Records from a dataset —

start

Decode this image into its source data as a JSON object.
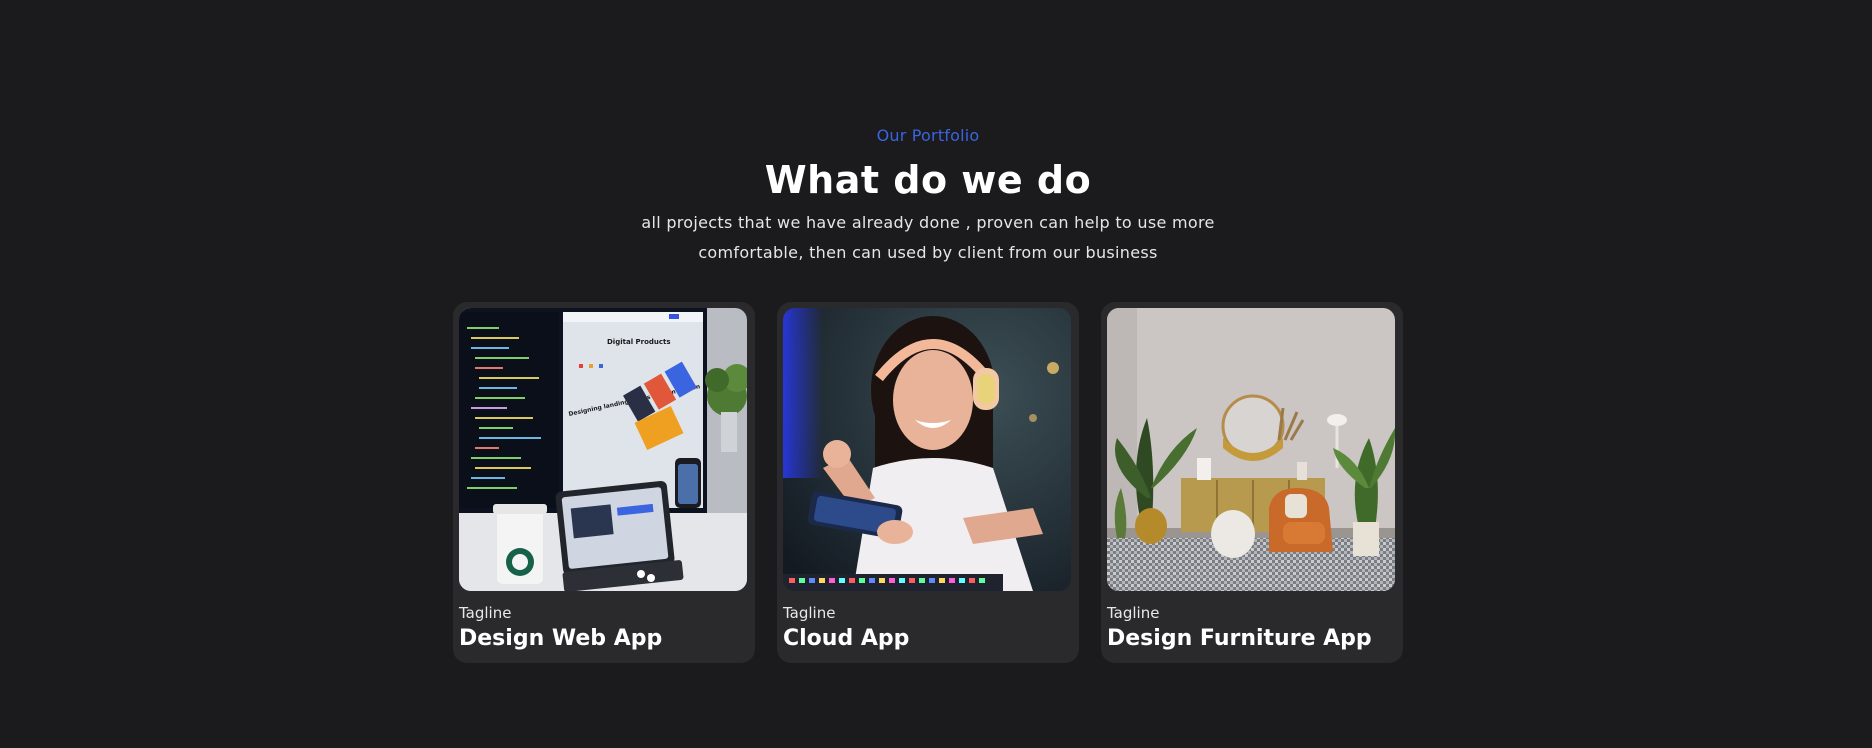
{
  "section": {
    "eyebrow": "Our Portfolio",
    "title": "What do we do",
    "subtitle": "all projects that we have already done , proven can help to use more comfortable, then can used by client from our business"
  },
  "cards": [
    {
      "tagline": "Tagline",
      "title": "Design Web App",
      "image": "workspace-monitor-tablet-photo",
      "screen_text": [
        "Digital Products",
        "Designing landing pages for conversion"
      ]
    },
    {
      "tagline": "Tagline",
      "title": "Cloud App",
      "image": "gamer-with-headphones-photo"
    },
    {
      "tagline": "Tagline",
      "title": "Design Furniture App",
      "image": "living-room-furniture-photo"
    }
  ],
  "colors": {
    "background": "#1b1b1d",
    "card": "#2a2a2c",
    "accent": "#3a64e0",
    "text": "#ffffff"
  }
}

end

Exercise objective —
Omit each picture, then return all of the listing exactly as it stands.

Written response —
Decode this image into its source data as a JSON object.
{
  "section": {
    "eyebrow": "Our Portfolio",
    "title": "What do we do",
    "subtitle": "all projects that we have already done , proven can help to use more comfortable, then can used by client from our business"
  },
  "cards": [
    {
      "tagline": "Tagline",
      "title": "Design Web App",
      "image": "workspace-monitor-tablet-photo",
      "screen_text": [
        "Digital Products",
        "Designing landing pages for conversion"
      ]
    },
    {
      "tagline": "Tagline",
      "title": "Cloud App",
      "image": "gamer-with-headphones-photo"
    },
    {
      "tagline": "Tagline",
      "title": "Design Furniture App",
      "image": "living-room-furniture-photo"
    }
  ],
  "colors": {
    "background": "#1b1b1d",
    "card": "#2a2a2c",
    "accent": "#3a64e0",
    "text": "#ffffff"
  }
}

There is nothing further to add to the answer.